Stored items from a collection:
-- start --

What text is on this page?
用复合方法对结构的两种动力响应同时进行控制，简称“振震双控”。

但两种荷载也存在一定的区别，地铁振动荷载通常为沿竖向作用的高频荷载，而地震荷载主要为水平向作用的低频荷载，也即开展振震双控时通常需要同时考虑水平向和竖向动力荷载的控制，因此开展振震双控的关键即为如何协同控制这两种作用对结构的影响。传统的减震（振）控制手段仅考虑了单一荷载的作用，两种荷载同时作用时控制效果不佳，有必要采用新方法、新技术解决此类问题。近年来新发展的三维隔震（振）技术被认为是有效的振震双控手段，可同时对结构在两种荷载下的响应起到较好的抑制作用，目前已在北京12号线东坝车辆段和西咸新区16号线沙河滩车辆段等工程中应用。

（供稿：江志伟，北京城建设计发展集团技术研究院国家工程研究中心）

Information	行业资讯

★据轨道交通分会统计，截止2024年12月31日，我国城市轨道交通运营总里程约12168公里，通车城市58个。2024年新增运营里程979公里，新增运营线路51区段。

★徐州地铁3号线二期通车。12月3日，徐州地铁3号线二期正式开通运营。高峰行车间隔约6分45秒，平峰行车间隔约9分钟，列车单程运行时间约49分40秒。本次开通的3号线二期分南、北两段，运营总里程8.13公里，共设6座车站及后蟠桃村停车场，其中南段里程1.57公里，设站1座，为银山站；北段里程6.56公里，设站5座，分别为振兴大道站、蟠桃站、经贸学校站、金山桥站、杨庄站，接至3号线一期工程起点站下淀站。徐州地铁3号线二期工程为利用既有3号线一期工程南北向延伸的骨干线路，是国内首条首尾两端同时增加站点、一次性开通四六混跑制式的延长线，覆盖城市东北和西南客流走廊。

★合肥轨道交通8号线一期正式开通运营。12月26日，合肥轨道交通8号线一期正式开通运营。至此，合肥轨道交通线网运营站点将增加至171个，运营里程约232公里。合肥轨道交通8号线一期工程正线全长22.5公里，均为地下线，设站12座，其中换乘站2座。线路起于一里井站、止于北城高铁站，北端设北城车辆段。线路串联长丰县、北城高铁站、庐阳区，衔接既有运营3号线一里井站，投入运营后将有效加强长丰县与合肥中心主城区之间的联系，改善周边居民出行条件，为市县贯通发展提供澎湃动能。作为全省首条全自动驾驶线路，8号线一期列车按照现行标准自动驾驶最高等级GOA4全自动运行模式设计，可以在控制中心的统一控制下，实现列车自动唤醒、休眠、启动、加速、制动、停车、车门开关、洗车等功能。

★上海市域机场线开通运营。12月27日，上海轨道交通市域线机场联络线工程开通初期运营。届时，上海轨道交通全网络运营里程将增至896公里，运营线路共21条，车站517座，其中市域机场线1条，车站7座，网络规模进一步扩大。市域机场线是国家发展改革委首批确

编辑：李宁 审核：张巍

-- end --

● Stated task
All records above must be set down exactly, please.

● Finished exercise
What text is on this page?
用复合方法对结构的两种动力响应同时进行控制，简称“振震双控”。

但两种荷载也存在一定的区别，地铁振动荷载通常为沿竖向作用的高频荷载，而地震荷载主要为水平向作用的低频荷载，也即开展振震双控时通常需要同时考虑水平向和竖向动力荷载的控制，因此开展振震双控的关键即为如何协同控制这两种作用对结构的影响。传统的减震（振）控制手段仅考虑了单一荷载的作用，两种荷载同时作用时控制效果不佳，有必要采用新方法、新技术解决此类问题。近年来新发展的三维隔震（振）技术被认为是有效的振震双控手段，可同时对结构在两种荷载下的响应起到较好的抑制作用，目前已在北京12号线东坝车辆段和西咸新区16号线沙河滩车辆段等工程中应用。

（供稿：江志伟，北京城建设计发展集团技术研究院国家工程研究中心）

Information	行业资讯

★据轨道交通分会统计，截止2024年12月31日，我国城市轨道交通运营总里程约12168公里，通车城市58个。2024年新增运营里程979公里，新增运营线路51区段。

★徐州地铁3号线二期通车。12月3日，徐州地铁3号线二期正式开通运营。高峰行车间隔约6分45秒，平峰行车间隔约9分钟，列车单程运行时间约49分40秒。本次开通的3号线二期分南、北两段，运营总里程8.13公里，共设6座车站及后蟠桃村停车场，其中南段里程1.57公里，设站1座，为银山站；北段里程6.56公里，设站5座，分别为振兴大道站、蟠桃站、经贸学校站、金山桥站、杨庄站，接至3号线一期工程起点站下淀站。徐州地铁3号线二期工程为利用既有3号线一期工程南北向延伸的骨干线路，是国内首条首尾两端同时增加站点、一次性开通四六混跑制式的延长线，覆盖城市东北和西南客流走廊。

★合肥轨道交通8号线一期正式开通运营。12月26日，合肥轨道交通8号线一期正式开通运营。至此，合肥轨道交通线网运营站点将增加至171个，运营里程约232公里。合肥轨道交通8号线一期工程正线全长22.5公里，均为地下线，设站12座，其中换乘站2座。线路起于一里井站、止于北城高铁站，北端设北城车辆段。线路串联长丰县、北城高铁站、庐阳区，衔接既有运营3号线一里井站，投入运营后将有效加强长丰县与合肥中心主城区之间的联系，改善周边居民出行条件，为市县贯通发展提供澎湃动能。作为全省首条全自动驾驶线路，8号线一期列车按照现行标准自动驾驶最高等级GOA4全自动运行模式设计，可以在控制中心的统一控制下，实现列车自动唤醒、休眠、启动、加速、制动、停车、车门开关、洗车等功能。

★上海市域机场线开通运营。12月27日，上海轨道交通市域线机场联络线工程开通初期运营。届时，上海轨道交通全网络运营里程将增至896公里，运营线路共21条，车站517座，其中市域机场线1条，车站7座，网络规模进一步扩大。市域机场线是国家发展改革委首批确

编辑：李宁 审核：张巍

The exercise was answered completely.